> **Short task**:
Will you output all of the data below exactly, omitting the images?

::::::::

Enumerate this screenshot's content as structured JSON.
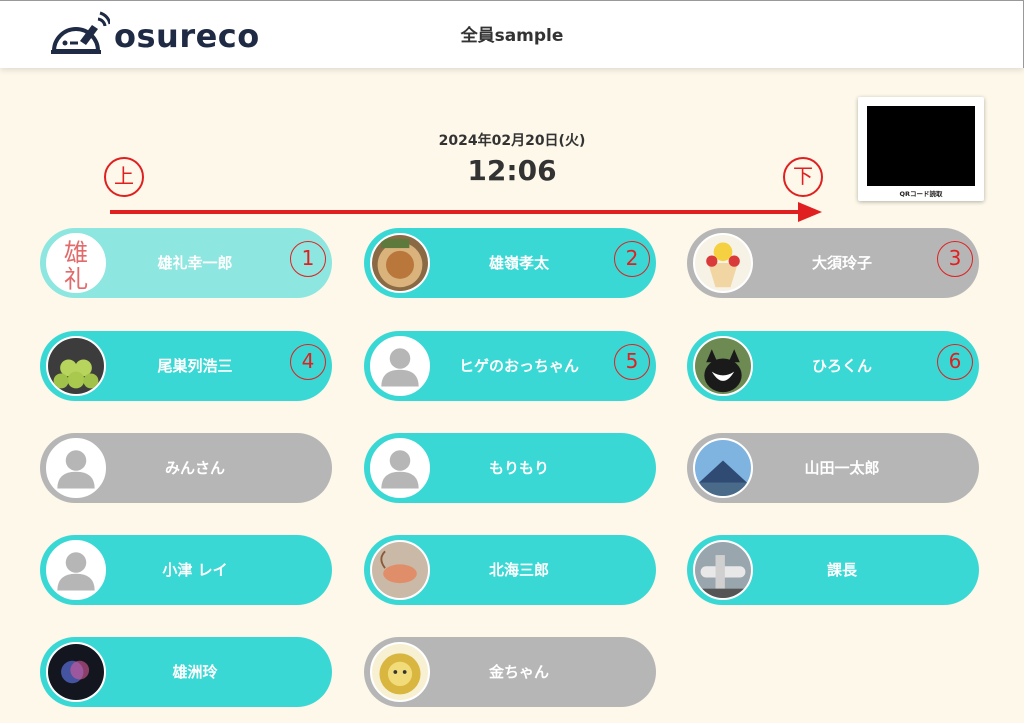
{
  "app": {
    "logo_text": "osureco",
    "title": "全員sample"
  },
  "qr": {
    "label": "QRコード読取"
  },
  "clock": {
    "date": "2024年02月20日(火)",
    "time": "12:06"
  },
  "direction": {
    "start": "上",
    "end": "下"
  },
  "members": [
    {
      "name": "雄礼幸一郎",
      "state": "light",
      "order": "1",
      "avatar": "kanji-icon"
    },
    {
      "name": "雄嶺孝太",
      "state": "teal",
      "order": "2",
      "avatar": "food-photo"
    },
    {
      "name": "大須玲子",
      "state": "gray",
      "order": "3",
      "avatar": "parfait-photo"
    },
    {
      "name": "尾巣列浩三",
      "state": "teal",
      "order": "4",
      "avatar": "grapes-photo"
    },
    {
      "name": "ヒゲのおっちゃん",
      "state": "teal",
      "order": "5",
      "avatar": "default-user-icon"
    },
    {
      "name": "ひろくん",
      "state": "teal",
      "order": "6",
      "avatar": "cat-photo"
    },
    {
      "name": "みんさん",
      "state": "gray",
      "order": "",
      "avatar": "default-user-icon"
    },
    {
      "name": "もりもり",
      "state": "teal",
      "order": "",
      "avatar": "default-user-icon"
    },
    {
      "name": "山田一太郎",
      "state": "gray",
      "order": "",
      "avatar": "mountain-photo"
    },
    {
      "name": "小津 レイ",
      "state": "teal",
      "order": "",
      "avatar": "default-user-icon"
    },
    {
      "name": "北海三郎",
      "state": "teal",
      "order": "",
      "avatar": "shrimp-photo"
    },
    {
      "name": "課長",
      "state": "teal",
      "order": "",
      "avatar": "airplane-photo"
    },
    {
      "name": "雄洲玲",
      "state": "teal",
      "order": "",
      "avatar": "dark-abstract-photo"
    },
    {
      "name": "金ちゃん",
      "state": "gray",
      "order": "",
      "avatar": "lion-icon"
    }
  ],
  "colors": {
    "teal": "#3ad8d4",
    "light": "#8de6df",
    "gray": "#b6b6b6",
    "accent_red": "#e02020",
    "background": "#fdf8ea"
  }
}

::::::::

> **Result below**:
Enumerate this screenshot's content as structured JSON.
{
  "app": {
    "logo_text": "osureco",
    "title": "全員sample"
  },
  "qr": {
    "label": "QRコード読取"
  },
  "clock": {
    "date": "2024年02月20日(火)",
    "time": "12:06"
  },
  "direction": {
    "start": "上",
    "end": "下"
  },
  "members": [
    {
      "name": "雄礼幸一郎",
      "state": "light",
      "order": "1",
      "avatar": "kanji-icon"
    },
    {
      "name": "雄嶺孝太",
      "state": "teal",
      "order": "2",
      "avatar": "food-photo"
    },
    {
      "name": "大須玲子",
      "state": "gray",
      "order": "3",
      "avatar": "parfait-photo"
    },
    {
      "name": "尾巣列浩三",
      "state": "teal",
      "order": "4",
      "avatar": "grapes-photo"
    },
    {
      "name": "ヒゲのおっちゃん",
      "state": "teal",
      "order": "5",
      "avatar": "default-user-icon"
    },
    {
      "name": "ひろくん",
      "state": "teal",
      "order": "6",
      "avatar": "cat-photo"
    },
    {
      "name": "みんさん",
      "state": "gray",
      "order": "",
      "avatar": "default-user-icon"
    },
    {
      "name": "もりもり",
      "state": "teal",
      "order": "",
      "avatar": "default-user-icon"
    },
    {
      "name": "山田一太郎",
      "state": "gray",
      "order": "",
      "avatar": "mountain-photo"
    },
    {
      "name": "小津 レイ",
      "state": "teal",
      "order": "",
      "avatar": "default-user-icon"
    },
    {
      "name": "北海三郎",
      "state": "teal",
      "order": "",
      "avatar": "shrimp-photo"
    },
    {
      "name": "課長",
      "state": "teal",
      "order": "",
      "avatar": "airplane-photo"
    },
    {
      "name": "雄洲玲",
      "state": "teal",
      "order": "",
      "avatar": "dark-abstract-photo"
    },
    {
      "name": "金ちゃん",
      "state": "gray",
      "order": "",
      "avatar": "lion-icon"
    }
  ],
  "colors": {
    "teal": "#3ad8d4",
    "light": "#8de6df",
    "gray": "#b6b6b6",
    "accent_red": "#e02020",
    "background": "#fdf8ea"
  }
}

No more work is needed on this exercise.